━━ Working data ━━
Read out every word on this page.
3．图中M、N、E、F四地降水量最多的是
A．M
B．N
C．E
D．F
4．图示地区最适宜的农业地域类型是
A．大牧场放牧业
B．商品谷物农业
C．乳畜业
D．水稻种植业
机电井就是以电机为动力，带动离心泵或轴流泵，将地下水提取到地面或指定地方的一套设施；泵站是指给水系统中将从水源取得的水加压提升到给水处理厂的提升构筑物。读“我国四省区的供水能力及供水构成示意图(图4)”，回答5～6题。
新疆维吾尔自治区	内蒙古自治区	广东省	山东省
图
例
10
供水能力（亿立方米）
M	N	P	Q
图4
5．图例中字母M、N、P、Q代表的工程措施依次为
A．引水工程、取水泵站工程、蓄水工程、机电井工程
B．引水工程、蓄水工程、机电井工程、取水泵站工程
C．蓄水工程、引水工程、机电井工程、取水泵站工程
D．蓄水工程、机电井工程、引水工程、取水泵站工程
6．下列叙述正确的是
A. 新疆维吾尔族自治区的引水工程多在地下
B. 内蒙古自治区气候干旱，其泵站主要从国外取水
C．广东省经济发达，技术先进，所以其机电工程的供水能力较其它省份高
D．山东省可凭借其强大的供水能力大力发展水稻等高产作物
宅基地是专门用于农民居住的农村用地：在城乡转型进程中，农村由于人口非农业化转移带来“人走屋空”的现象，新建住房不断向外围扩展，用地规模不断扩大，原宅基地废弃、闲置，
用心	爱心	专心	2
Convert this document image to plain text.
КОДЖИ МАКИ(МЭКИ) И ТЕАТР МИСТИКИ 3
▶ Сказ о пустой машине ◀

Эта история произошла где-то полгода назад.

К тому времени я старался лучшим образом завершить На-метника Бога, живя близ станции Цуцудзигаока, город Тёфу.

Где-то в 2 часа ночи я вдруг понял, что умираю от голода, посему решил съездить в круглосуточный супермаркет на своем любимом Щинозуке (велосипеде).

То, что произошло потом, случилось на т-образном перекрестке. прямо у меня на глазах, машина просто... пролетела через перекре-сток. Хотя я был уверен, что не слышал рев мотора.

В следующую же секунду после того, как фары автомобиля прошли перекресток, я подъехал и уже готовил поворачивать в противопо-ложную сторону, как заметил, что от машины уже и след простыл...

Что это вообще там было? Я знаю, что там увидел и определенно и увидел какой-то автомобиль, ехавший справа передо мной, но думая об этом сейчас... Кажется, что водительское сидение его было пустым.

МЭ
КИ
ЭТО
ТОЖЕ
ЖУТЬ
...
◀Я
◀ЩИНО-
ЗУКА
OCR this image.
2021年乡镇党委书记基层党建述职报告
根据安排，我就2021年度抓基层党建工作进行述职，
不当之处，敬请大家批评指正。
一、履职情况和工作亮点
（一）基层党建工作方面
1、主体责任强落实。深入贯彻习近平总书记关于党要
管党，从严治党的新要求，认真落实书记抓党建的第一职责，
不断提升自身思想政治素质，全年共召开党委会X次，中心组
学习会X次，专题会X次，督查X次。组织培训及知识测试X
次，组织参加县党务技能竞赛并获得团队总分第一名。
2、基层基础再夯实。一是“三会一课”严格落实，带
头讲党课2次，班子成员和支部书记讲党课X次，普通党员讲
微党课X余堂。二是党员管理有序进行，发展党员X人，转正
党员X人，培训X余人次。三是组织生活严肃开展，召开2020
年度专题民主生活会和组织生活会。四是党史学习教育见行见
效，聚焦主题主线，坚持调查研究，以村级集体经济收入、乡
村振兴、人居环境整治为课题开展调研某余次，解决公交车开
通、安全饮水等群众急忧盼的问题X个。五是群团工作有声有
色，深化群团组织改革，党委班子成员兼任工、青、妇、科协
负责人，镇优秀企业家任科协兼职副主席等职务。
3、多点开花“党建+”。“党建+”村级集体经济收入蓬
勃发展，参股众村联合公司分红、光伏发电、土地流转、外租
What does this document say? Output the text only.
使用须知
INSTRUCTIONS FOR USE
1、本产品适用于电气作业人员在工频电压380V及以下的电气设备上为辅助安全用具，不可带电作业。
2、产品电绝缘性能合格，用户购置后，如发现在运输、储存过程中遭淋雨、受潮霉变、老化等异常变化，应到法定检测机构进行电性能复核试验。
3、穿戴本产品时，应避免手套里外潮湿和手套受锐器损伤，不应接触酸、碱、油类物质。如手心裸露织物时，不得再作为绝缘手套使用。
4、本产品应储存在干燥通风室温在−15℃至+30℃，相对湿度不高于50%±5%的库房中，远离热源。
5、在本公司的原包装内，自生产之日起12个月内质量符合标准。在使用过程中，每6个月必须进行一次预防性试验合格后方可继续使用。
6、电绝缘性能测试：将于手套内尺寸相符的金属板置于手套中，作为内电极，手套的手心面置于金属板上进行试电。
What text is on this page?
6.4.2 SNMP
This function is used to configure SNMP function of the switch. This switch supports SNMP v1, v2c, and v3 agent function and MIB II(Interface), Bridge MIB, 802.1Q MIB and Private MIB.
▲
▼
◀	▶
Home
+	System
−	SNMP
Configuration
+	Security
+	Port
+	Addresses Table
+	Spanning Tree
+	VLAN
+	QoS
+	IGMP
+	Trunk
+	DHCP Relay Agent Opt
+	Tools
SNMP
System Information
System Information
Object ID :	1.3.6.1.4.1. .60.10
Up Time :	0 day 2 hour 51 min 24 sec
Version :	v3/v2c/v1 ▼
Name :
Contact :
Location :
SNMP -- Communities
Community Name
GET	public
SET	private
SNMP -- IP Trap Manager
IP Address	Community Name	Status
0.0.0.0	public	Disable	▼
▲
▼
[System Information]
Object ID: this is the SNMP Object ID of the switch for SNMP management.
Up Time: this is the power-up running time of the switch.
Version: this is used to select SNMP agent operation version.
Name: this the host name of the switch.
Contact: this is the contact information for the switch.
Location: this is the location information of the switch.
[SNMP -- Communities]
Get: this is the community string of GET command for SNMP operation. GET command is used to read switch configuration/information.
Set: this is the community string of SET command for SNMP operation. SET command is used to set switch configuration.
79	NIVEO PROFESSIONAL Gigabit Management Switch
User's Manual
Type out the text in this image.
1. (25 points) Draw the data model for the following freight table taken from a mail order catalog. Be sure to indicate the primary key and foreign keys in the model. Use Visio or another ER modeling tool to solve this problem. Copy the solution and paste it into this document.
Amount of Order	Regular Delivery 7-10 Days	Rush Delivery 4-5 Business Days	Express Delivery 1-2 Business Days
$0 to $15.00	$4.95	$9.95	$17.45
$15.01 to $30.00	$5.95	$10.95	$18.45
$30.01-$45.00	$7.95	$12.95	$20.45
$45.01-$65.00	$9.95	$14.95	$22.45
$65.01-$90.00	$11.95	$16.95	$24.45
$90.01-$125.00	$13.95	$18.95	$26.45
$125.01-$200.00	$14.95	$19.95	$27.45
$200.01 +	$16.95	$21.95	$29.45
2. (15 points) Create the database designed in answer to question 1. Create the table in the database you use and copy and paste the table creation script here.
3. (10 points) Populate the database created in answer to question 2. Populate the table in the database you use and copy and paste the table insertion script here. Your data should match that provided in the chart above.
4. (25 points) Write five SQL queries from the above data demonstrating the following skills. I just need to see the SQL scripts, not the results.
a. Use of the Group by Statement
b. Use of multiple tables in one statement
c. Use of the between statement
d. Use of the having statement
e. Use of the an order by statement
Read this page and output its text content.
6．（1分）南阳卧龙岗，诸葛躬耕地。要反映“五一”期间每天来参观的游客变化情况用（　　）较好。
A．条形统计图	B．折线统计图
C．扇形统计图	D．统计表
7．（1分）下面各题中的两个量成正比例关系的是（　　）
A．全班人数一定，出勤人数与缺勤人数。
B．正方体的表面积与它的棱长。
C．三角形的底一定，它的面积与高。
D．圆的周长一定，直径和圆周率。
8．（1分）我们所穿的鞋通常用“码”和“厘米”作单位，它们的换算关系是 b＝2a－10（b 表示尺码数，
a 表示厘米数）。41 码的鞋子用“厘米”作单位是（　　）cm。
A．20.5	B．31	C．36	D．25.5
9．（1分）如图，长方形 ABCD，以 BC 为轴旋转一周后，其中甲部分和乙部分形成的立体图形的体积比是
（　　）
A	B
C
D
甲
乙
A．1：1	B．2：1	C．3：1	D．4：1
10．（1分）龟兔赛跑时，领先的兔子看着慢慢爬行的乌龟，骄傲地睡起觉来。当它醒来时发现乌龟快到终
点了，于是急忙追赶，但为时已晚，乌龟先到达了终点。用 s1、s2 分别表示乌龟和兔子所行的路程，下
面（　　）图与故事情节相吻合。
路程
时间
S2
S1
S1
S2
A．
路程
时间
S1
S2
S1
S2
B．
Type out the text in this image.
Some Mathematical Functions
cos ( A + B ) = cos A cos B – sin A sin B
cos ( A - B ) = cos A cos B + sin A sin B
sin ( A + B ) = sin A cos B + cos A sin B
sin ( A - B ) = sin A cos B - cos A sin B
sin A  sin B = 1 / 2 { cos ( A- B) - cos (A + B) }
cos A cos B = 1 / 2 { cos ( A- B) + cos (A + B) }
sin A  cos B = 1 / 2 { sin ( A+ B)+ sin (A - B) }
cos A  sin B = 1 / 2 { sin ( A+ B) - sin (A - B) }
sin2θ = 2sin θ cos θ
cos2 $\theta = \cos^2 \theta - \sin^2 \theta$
━━━
Work to do: How many lines of the entries above hold the string "Location"? Reply with the number alone.

Exercise output: 2